Provided records »
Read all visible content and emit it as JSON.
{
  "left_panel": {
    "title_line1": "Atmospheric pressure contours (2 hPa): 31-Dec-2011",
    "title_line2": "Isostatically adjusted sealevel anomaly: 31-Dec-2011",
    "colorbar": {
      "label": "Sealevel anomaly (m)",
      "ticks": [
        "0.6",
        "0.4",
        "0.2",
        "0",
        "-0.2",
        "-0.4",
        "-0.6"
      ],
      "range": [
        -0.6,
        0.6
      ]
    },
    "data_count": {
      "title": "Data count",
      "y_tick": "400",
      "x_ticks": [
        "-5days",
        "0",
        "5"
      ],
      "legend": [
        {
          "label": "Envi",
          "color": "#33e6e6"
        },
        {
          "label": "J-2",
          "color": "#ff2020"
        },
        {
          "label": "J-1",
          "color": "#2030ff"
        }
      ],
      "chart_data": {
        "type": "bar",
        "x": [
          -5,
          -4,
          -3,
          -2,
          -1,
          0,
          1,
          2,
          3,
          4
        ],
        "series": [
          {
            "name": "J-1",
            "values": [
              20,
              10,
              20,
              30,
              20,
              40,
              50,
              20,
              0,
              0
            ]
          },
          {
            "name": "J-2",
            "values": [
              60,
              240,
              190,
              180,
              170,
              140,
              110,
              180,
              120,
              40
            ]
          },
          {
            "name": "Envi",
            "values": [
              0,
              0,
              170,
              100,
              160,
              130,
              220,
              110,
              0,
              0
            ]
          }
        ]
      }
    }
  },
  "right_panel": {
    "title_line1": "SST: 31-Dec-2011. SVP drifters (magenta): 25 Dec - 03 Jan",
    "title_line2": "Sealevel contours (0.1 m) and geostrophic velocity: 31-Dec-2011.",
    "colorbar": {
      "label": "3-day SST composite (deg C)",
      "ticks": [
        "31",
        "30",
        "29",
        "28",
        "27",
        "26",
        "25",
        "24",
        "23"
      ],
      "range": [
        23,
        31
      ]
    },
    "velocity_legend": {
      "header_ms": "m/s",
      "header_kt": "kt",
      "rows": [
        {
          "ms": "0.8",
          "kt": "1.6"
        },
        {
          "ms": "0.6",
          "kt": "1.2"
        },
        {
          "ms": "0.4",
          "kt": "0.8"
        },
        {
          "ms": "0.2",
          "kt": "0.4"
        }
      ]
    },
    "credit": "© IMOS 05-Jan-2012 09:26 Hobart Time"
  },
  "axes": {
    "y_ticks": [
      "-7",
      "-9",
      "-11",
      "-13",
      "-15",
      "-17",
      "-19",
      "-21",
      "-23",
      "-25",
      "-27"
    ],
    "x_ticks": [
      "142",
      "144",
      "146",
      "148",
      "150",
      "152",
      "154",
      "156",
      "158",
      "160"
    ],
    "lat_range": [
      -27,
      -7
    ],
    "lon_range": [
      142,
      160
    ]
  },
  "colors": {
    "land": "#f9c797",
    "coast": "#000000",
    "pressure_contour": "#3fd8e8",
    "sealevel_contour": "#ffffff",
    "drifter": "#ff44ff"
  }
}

Set exercise » Pull out all lines of the data with the string "contours".

Result of the task »
    "title_line1": "Atmospheric pressure contours (2 hPa): 31-Dec-2011",
    "title_line2": "Sealevel contours (0.1 m) and geostrophic velocity: 31-Dec-2011.",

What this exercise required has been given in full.